EXERCISE DESCRIPTION >> In the listing, reproduce word for word the lines starting with the line containing "bar bbox=[354, 110, 401, 200]" and going on through the line containing "x-tick-label: 60 to".

───── DATA FOR PROCESSING

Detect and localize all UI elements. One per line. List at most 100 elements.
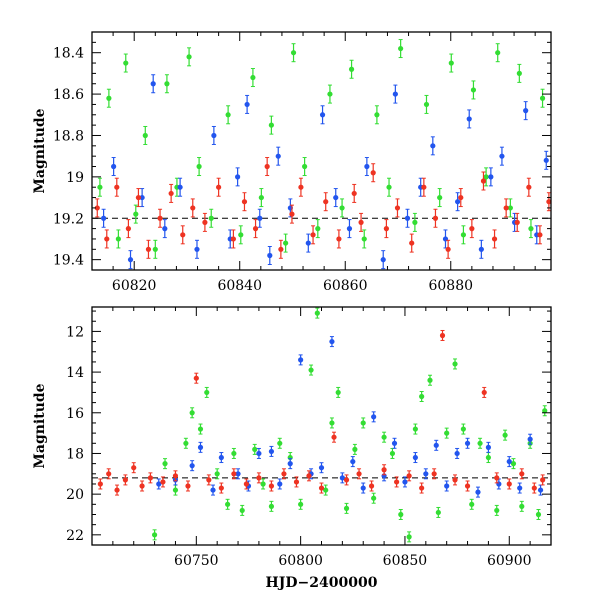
bottom-data-point	[183, 440, 189, 446]
top-data-point	[539, 95, 546, 101]
bottom-data-point	[256, 475, 262, 481]
top-data-point	[208, 215, 214, 221]
top-data-point	[430, 143, 436, 149]
top-data-point	[339, 205, 345, 211]
bottom-y-tick-label: 20	[66, 487, 84, 503]
top-data-point	[315, 226, 321, 232]
bottom-data-point	[306, 473, 312, 479]
top-y-tick-label: 19	[66, 170, 84, 186]
bottom-x-tick-label: 60800	[278, 553, 323, 569]
top-data-point	[346, 226, 353, 232]
bottom-data-point	[218, 454, 224, 461]
bottom-data-point	[444, 430, 450, 436]
bottom-data-point	[398, 511, 404, 518]
top-y-tick-label: 18.4	[53, 46, 84, 62]
top-y-axis-label: Magnitude	[32, 108, 48, 193]
top-data-point	[114, 184, 120, 190]
top-data-point	[364, 163, 370, 170]
bottom-data-point	[412, 426, 418, 432]
bottom-data-point	[323, 487, 329, 493]
bottom-data-point	[214, 471, 220, 477]
bottom-data-point	[193, 375, 199, 381]
bottom-data-point	[172, 487, 179, 493]
top-data-point	[495, 50, 501, 56]
top-data-point	[358, 219, 364, 225]
top-data-point	[135, 194, 142, 201]
bottom-data-point	[427, 377, 433, 383]
bottom-data-point	[406, 534, 412, 540]
top-data-point	[455, 199, 461, 205]
bottom-data-point	[537, 487, 544, 493]
bottom-data-point	[460, 426, 466, 432]
top-data-point	[374, 112, 380, 118]
bottom-data-point	[287, 461, 293, 467]
top-data-point	[235, 174, 241, 180]
bottom-data-point	[527, 436, 533, 442]
top-data-point	[230, 236, 236, 242]
top-x-tick-label: 60880	[428, 278, 473, 294]
top-data-point	[514, 219, 520, 225]
bottom-data-point	[485, 444, 492, 450]
top-data-point	[480, 178, 487, 184]
bottom-y-tick-label: 22	[66, 528, 84, 544]
top-data-point	[211, 132, 217, 139]
top-data-point	[470, 87, 477, 93]
top-data-point	[469, 226, 475, 232]
top-data-point	[202, 219, 208, 225]
top-data-point	[241, 199, 248, 205]
top-data-point	[491, 236, 498, 242]
bottom-data-point	[231, 471, 237, 477]
top-data-point	[164, 81, 170, 87]
top-data-point	[298, 184, 304, 190]
bottom-data-point	[542, 408, 548, 414]
top-data-point	[216, 184, 222, 190]
top-data-point	[423, 101, 430, 108]
bottom-data-point	[268, 483, 275, 489]
top-data-point	[458, 194, 464, 201]
top-data-point	[111, 163, 117, 170]
bottom-data-point	[281, 471, 287, 477]
bottom-series-2	[97, 329, 546, 496]
bottom-x-axis-label: HJD−2400000	[266, 575, 378, 591]
bottom-data-point	[343, 505, 350, 511]
top-y-tick-label: 19.4	[53, 253, 84, 269]
bottom-data-point	[260, 481, 266, 487]
bottom-data-point	[356, 471, 362, 477]
top-data-point	[460, 232, 467, 238]
top-data-point	[127, 257, 134, 263]
bottom-data-point	[519, 471, 525, 477]
top-data-point	[104, 236, 110, 242]
bottom-data-point	[517, 485, 523, 491]
bottom-data-point	[464, 440, 471, 446]
bottom-data-point	[197, 444, 204, 450]
bottom-data-point	[464, 483, 471, 489]
bottom-data-point	[156, 481, 162, 487]
bottom-data-point	[431, 471, 437, 477]
top-data-point	[196, 163, 202, 170]
top-data-point	[409, 240, 415, 246]
bottom-data-point	[204, 389, 210, 396]
bottom-data-point	[162, 461, 168, 467]
bottom-data-point	[189, 410, 195, 416]
top-data-point	[466, 116, 472, 122]
bottom-y-axis-label: Magnitude	[32, 383, 48, 468]
bottom-data-point	[160, 479, 166, 485]
bottom-data-point	[402, 479, 408, 485]
bottom-data-point	[225, 501, 231, 507]
top-x-tick-label: 60820	[112, 278, 157, 294]
top-data-point	[97, 184, 103, 190]
bottom-data-point	[381, 467, 387, 473]
top-data-point	[392, 91, 398, 97]
bottom-data-point	[433, 442, 439, 448]
bottom-data-point	[298, 357, 304, 363]
top-data-point	[302, 163, 308, 170]
bottom-data-point	[360, 420, 366, 426]
bottom-data-point	[314, 310, 320, 316]
top-data-point	[546, 199, 551, 205]
top-data-point	[499, 153, 505, 159]
bottom-data-point	[519, 503, 525, 509]
bottom-data-point	[444, 483, 450, 489]
top-data-point	[101, 215, 107, 221]
bottom-series-1	[156, 336, 544, 498]
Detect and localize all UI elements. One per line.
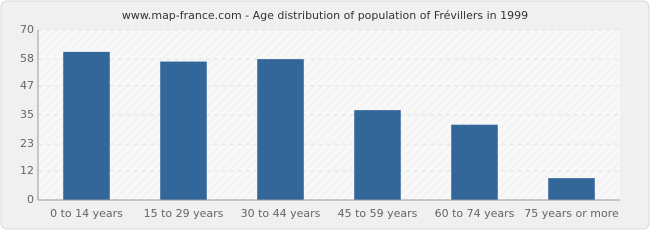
bar bbox=[354, 110, 401, 200]
page: www.map-france.com - Age distribution of… bbox=[0, 0, 650, 230]
y-tick-label: 58 bbox=[20, 52, 34, 65]
x-tick-label: 45 to 59 years bbox=[338, 207, 418, 220]
bar bbox=[160, 61, 207, 201]
x-tick-label: 60 to 74 years bbox=[435, 207, 515, 220]
y-tick-label: 47 bbox=[20, 79, 34, 92]
x-tick-label: 75 years or more bbox=[524, 207, 619, 220]
chart: www.map-france.com - Age distribution of… bbox=[0, 0, 650, 230]
y-tick-label: 0 bbox=[27, 193, 34, 206]
y-tick-label: 70 bbox=[20, 23, 34, 36]
bar bbox=[63, 51, 110, 200]
x-tick-label: 0 to 14 years bbox=[50, 207, 123, 220]
chart-title: www.map-france.com - Age distribution of… bbox=[122, 9, 528, 22]
y-tick-label: 12 bbox=[20, 164, 34, 177]
y-tick-label: 35 bbox=[20, 108, 34, 121]
x-tick-label: 15 to 29 years bbox=[144, 207, 224, 220]
bar bbox=[257, 59, 304, 201]
y-tick-label: 23 bbox=[20, 137, 34, 150]
x-tick-label: 30 to 44 years bbox=[241, 207, 321, 220]
bar bbox=[451, 124, 498, 200]
bar bbox=[548, 178, 595, 200]
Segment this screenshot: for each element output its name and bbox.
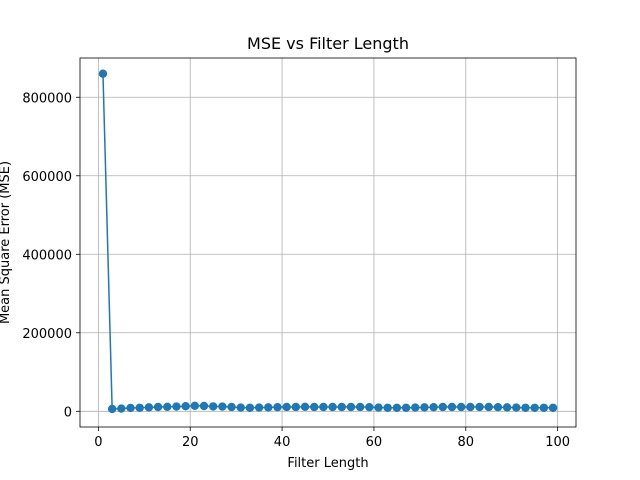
data-point [264, 403, 273, 412]
data-point [291, 402, 301, 412]
data-point [218, 402, 227, 411]
data-point [346, 402, 356, 412]
y-tick-label: 800000 [22, 91, 72, 106]
data-point [401, 403, 411, 412]
x-tick-label: 100 [545, 435, 570, 450]
y-axis-label: Mean Square Error (MSE) [0, 161, 13, 324]
x-tick-label: 20 [182, 435, 199, 450]
data-point [355, 402, 365, 412]
x-axis-label: Filter Length [287, 456, 368, 471]
data-point [107, 404, 117, 414]
data-point [199, 401, 209, 411]
data-point [135, 403, 144, 412]
y-tick-label: 600000 [22, 170, 72, 185]
data-point [153, 402, 163, 412]
data-point [420, 403, 429, 412]
data-point [181, 401, 190, 411]
y-tick-label: 200000 [22, 327, 72, 342]
y-tick-label: 400000 [22, 248, 72, 263]
data-point [98, 69, 108, 78]
ticks: 0 20 40 60 80 100 0 200000 400000 600000 800000 [22, 91, 570, 450]
data-point [512, 403, 521, 412]
data-point [365, 402, 374, 412]
data-point [548, 403, 558, 412]
data-point [539, 403, 549, 412]
data-point [429, 402, 438, 412]
data-point [475, 402, 484, 412]
data-point [245, 403, 255, 412]
data-point [337, 402, 346, 412]
data-point [456, 402, 466, 412]
data-point [227, 402, 236, 412]
data-point [208, 402, 218, 411]
data-point [319, 402, 328, 412]
data-point [521, 403, 530, 412]
data-point [163, 402, 172, 411]
data-point [282, 402, 291, 412]
x-tick-label: 60 [366, 435, 383, 450]
data-point [190, 401, 200, 411]
data-point [438, 402, 448, 412]
axes-frame [79, 57, 577, 428]
data-point [374, 403, 383, 412]
data-point [530, 403, 539, 412]
data-point [502, 403, 512, 412]
data-point [273, 402, 282, 412]
data-point [117, 404, 126, 413]
data-point [236, 403, 245, 412]
data-point [484, 402, 493, 412]
data-point [172, 402, 181, 411]
grid [80, 58, 576, 427]
series-plot [98, 69, 558, 414]
data-point [126, 403, 135, 413]
x-tick-label: 0 [94, 435, 102, 450]
x-tick-label: 80 [458, 435, 475, 450]
data-point [493, 402, 503, 412]
data-point [328, 402, 337, 412]
chart-title: MSE vs Filter Length [247, 34, 409, 53]
data-point [300, 402, 310, 411]
data-point [254, 403, 264, 412]
data-point [466, 402, 475, 412]
data-point [392, 403, 402, 412]
y-tick-label: 0 [64, 405, 72, 420]
data-point [310, 402, 319, 412]
data-point [411, 403, 420, 412]
data-point [447, 402, 457, 412]
data-point [144, 403, 154, 412]
data-point [383, 403, 392, 412]
x-tick-label: 40 [274, 435, 291, 450]
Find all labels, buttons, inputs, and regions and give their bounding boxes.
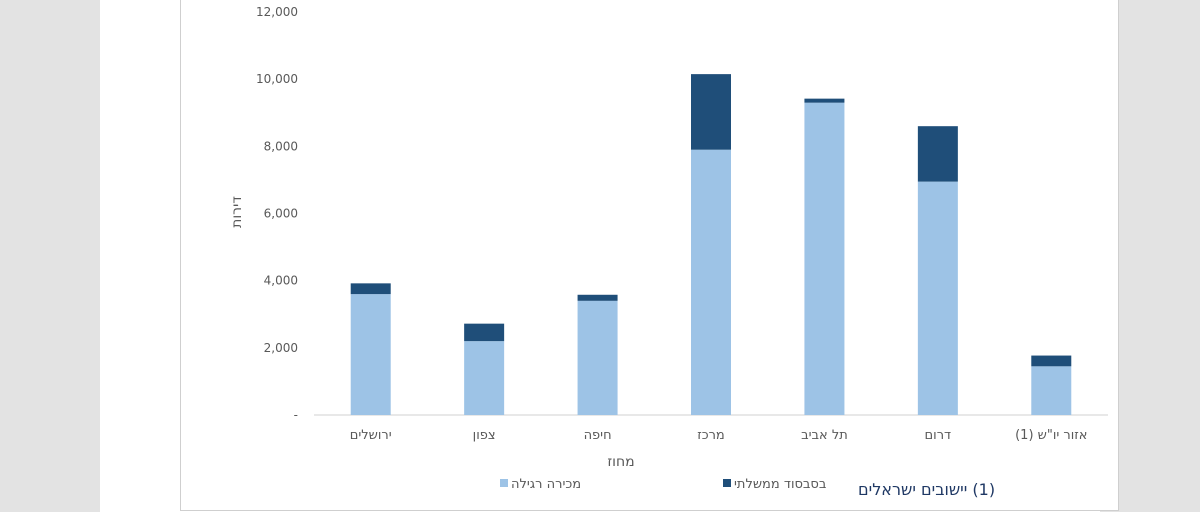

──────────

TASK RESPONSE >>
bar bbox=[354, 110, 401, 200]
page: www.map-france.com - Age distribution of… bbox=[0, 0, 650, 230]
y-tick-label: 58 bbox=[20, 52, 34, 65]
x-tick-label: 45 to 59 years bbox=[338, 207, 418, 220]
bar bbox=[160, 61, 207, 201]
x-tick-label: 60 to 74 years bbox=[435, 207, 515, 220]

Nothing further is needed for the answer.